» Description of the task: Write out every entry, unchanged. Skip any picture.

» Provided entries:
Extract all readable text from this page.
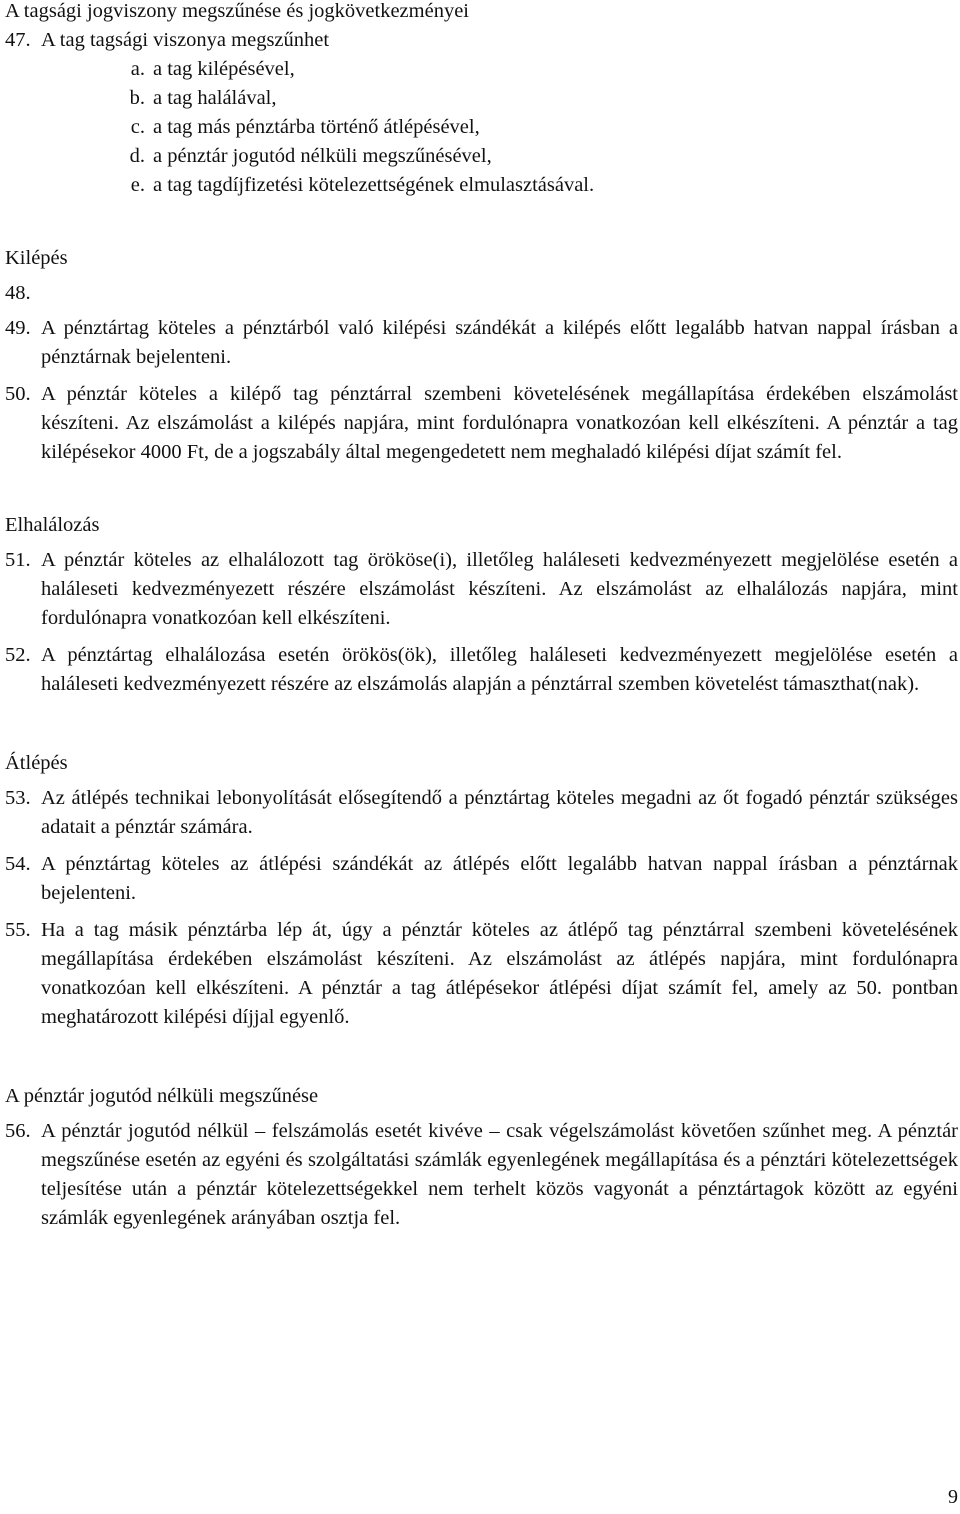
A tagsági jogviszony megszűnése és jogkövetkezményei

47. A tag tagsági viszonya megszűnhet
a. a tag kilépésével,
b. a tag halálával,
c. a tag más pénztárba történő átlépésével,
d. a pénztár jogutód nélküli megszűnésével,
e. a tag tagdíjfizetési kötelezettségének elmulasztásával.

Kilépés

48.
49. A pénztártag köteles a pénztárból való kilépési szándékát a kilépés előtt legalább hatvan nappal írásban a pénztárnak bejelenteni.
50. A pénztár köteles a kilépő tag pénztárral szembeni követelésének megállapítása érdekében elszámolást készíteni. Az elszámolást a kilépés napjára, mint fordulónapra vonatkozóan kell elkészíteni. A pénztár a tag kilépésekor 4000 Ft, de a jogszabály által megengedetett nem meghaladó kilépési díjat számít fel.

Elhalálozás

51. A pénztár köteles az elhalálozott tag örököse(i), illetőleg haláleseti kedvezményezett megjelölése esetén a haláleseti kedvezményezett részére elszámolást készíteni. Az elszámolást az elhalálozás napjára, mint fordulónapra vonatkozóan kell elkészíteni.
52. A pénztártag elhalálozása esetén örökös(ök), illetőleg haláleseti kedvezményezett megjelölése esetén a haláleseti kedvezményezett részére az elszámolás alapján a pénztárral szemben követelést támaszthat(nak).

Átlépés

53. Az átlépés technikai lebonyolítását elősegítendő a pénztártag köteles megadni az őt fogadó pénztár szükséges adatait a pénztár számára.
54. A pénztártag köteles az átlépési szándékát az átlépés előtt legalább hatvan nappal írásban a pénztárnak bejelenteni.
55. Ha a tag másik pénztárba lép át, úgy a pénztár köteles az átlépő tag pénztárral szembeni követelésének megállapítása érdekében elszámolást készíteni. Az elszámolást az átlépés napjára, mint fordulónapra vonatkozóan kell elkészíteni. A pénztár a tag átlépésekor átlépési díjat számít fel, amely az 50. pontban meghatározott kilépési díjjal egyenlő.

A pénztár jogutód nélküli megszűnése

56. A pénztár jogutód nélkül – felszámolás esetét kivéve – csak végelszámolást követően szűnhet meg. A pénztár megszűnése esetén az egyéni és szolgáltatási számlák egyenlegének megállapítása és a pénztári kötelezettségek teljesítése után a pénztár kötelezettségekkel nem terhelt közös vagyonát a pénztártagok között az egyéni számlák egyenlegének arányában osztja fel.
9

» Task answer:
Extract all readable text from this page.
A tagsági jogviszony megszűnése és jogkövetkezményei

47. A tag tagsági viszonya megszűnhet
a. a tag kilépésével,
b. a tag halálával,
c. a tag más pénztárba történő átlépésével,
d. a pénztár jogutód nélküli megszűnésével,
e. a tag tagdíjfizetési kötelezettségének elmulasztásával.

Kilépés

48.
49. A pénztártag köteles a pénztárból való kilépési szándékát a kilépés előtt legalább hatvan nappal írásban a pénztárnak bejelenteni.
50. A pénztár köteles a kilépő tag pénztárral szembeni követelésének megállapítása érdekében elszámolást készíteni. Az elszámolást a kilépés napjára, mint fordulónapra vonatkozóan kell elkészíteni. A pénztár a tag kilépésekor 4000 Ft, de a jogszabály által megengedetett nem meghaladó kilépési díjat számít fel.

Elhalálozás

51. A pénztár köteles az elhalálozott tag örököse(i), illetőleg haláleseti kedvezményezett megjelölése esetén a haláleseti kedvezményezett részére elszámolást készíteni. Az elszámolást az elhalálozás napjára, mint fordulónapra vonatkozóan kell elkészíteni.
52. A pénztártag elhalálozása esetén örökös(ök), illetőleg haláleseti kedvezményezett megjelölése esetén a haláleseti kedvezményezett részére az elszámolás alapján a pénztárral szemben követelést támaszthat(nak).

Átlépés

53. Az átlépés technikai lebonyolítását elősegítendő a pénztártag köteles megadni az őt fogadó pénztár szükséges adatait a pénztár számára.
54. A pénztártag köteles az átlépési szándékát az átlépés előtt legalább hatvan nappal írásban a pénztárnak bejelenteni.
55. Ha a tag másik pénztárba lép át, úgy a pénztár köteles az átlépő tag pénztárral szembeni követelésének megállapítása érdekében elszámolást készíteni. Az elszámolást az átlépés napjára, mint fordulónapra vonatkozóan kell elkészíteni. A pénztár a tag átlépésekor átlépési díjat számít fel, amely az 50. pontban meghatározott kilépési díjjal egyenlő.

A pénztár jogutód nélküli megszűnése

56. A pénztár jogutód nélkül – felszámolás esetét kivéve – csak végelszámolást követően szűnhet meg. A pénztár megszűnése esetén az egyéni és szolgáltatási számlák egyenlegének megállapítása és a pénztári kötelezettségek teljesítése után a pénztár kötelezettségekkel nem terhelt közös vagyonát a pénztártagok között az egyéni számlák egyenlegének arányában osztja fel.
9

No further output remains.